■ **What to work on**: Select all lines with the string "China" in them, and copy those lines.

○ ○ ○

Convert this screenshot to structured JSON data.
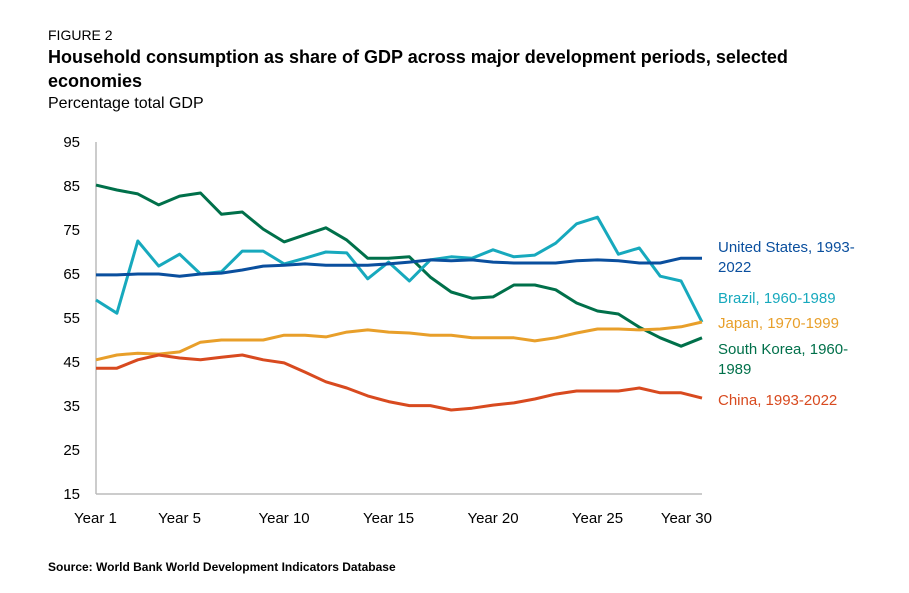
{
  "figure_label": "FIGURE 2",
  "source": "Source: World Bank World Development Indicators Database",
  "chart_data": {
    "type": "line",
    "title": "Household consumption as share of GDP across major development periods, selected economies",
    "ylabel": "Percentage total GDP",
    "xlabel": "",
    "ylim": [
      15,
      95
    ],
    "yticks": [
      15,
      25,
      35,
      45,
      55,
      65,
      75,
      85,
      95
    ],
    "xticks": [
      {
        "x": 1,
        "label": "Year 1"
      },
      {
        "x": 5,
        "label": "Year 5"
      },
      {
        "x": 10,
        "label": "Year 10"
      },
      {
        "x": 15,
        "label": "Year 15"
      },
      {
        "x": 20,
        "label": "Year 20"
      },
      {
        "x": 25,
        "label": "Year 25"
      },
      {
        "x": 30,
        "label": "Year 30"
      }
    ],
    "x": [
      1,
      2,
      3,
      4,
      5,
      6,
      7,
      8,
      9,
      10,
      11,
      12,
      13,
      14,
      15,
      16,
      17,
      18,
      19,
      20,
      21,
      22,
      23,
      24,
      25,
      26,
      27,
      28,
      29,
      30
    ],
    "grid": false,
    "legend": "direct labels right",
    "series": [
      {
        "name": "South Korea, 1960-1989",
        "label_lines": [
          "South Korea, 1960-",
          "1989"
        ],
        "color": "#00704a",
        "values": [
          85.2,
          84.1,
          83.2,
          80.7,
          82.7,
          83.4,
          78.6,
          79.1,
          75.2,
          72.3,
          73.9,
          75.5,
          72.7,
          68.6,
          68.6,
          68.9,
          64.3,
          60.9,
          59.5,
          59.8,
          62.5,
          62.5,
          61.4,
          58.4,
          56.6,
          55.9,
          52.9,
          50.5,
          48.6,
          50.5
        ]
      },
      {
        "name": "Brazil, 1960-1989",
        "label_lines": [
          "Brazil, 1960-1989"
        ],
        "color": "#17a9bd",
        "values": [
          59.1,
          56.1,
          72.5,
          66.8,
          69.5,
          65.0,
          65.5,
          70.2,
          70.2,
          67.3,
          68.6,
          70.0,
          69.8,
          63.9,
          67.7,
          63.4,
          68.2,
          68.9,
          68.6,
          70.5,
          68.9,
          69.3,
          72.0,
          76.4,
          77.9,
          69.5,
          70.9,
          64.5,
          63.4,
          54.1
        ]
      },
      {
        "name": "United States, 1993-2022",
        "label_lines": [
          "United States, 1993-",
          "2022"
        ],
        "color": "#0a4f9e",
        "values": [
          64.8,
          64.8,
          65.0,
          65.0,
          64.5,
          65.0,
          65.2,
          65.9,
          66.8,
          67.0,
          67.3,
          67.0,
          67.0,
          67.0,
          67.3,
          67.7,
          68.2,
          68.0,
          68.2,
          67.7,
          67.5,
          67.5,
          67.5,
          68.0,
          68.2,
          68.0,
          67.5,
          67.5,
          68.6,
          68.6
        ]
      },
      {
        "name": "Japan, 1970-1999",
        "label_lines": [
          "Japan, 1970-1999"
        ],
        "color": "#e89f2a",
        "values": [
          45.5,
          46.6,
          47.0,
          46.8,
          47.3,
          49.5,
          50.0,
          50.0,
          50.0,
          51.1,
          51.1,
          50.7,
          51.8,
          52.3,
          51.8,
          51.6,
          51.1,
          51.1,
          50.5,
          50.5,
          50.5,
          49.8,
          50.5,
          51.6,
          52.5,
          52.5,
          52.3,
          52.5,
          53.0,
          54.1
        ]
      },
      {
        "name": "China, 1993-2022",
        "label_lines": [
          "China, 1993-2022"
        ],
        "color": "#d84a1f",
        "values": [
          43.6,
          43.6,
          45.5,
          46.6,
          45.9,
          45.5,
          46.1,
          46.6,
          45.5,
          44.8,
          42.7,
          40.5,
          39.1,
          37.3,
          36.0,
          35.1,
          35.1,
          34.1,
          34.5,
          35.2,
          35.7,
          36.6,
          37.7,
          38.4,
          38.4,
          38.4,
          39.1,
          38.0,
          38.0,
          36.8
        ]
      }
    ]
  }
}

○ ○ ○

■ **Final result**:
        "name": "China, 1993-2022",
          "China, 1993-2022"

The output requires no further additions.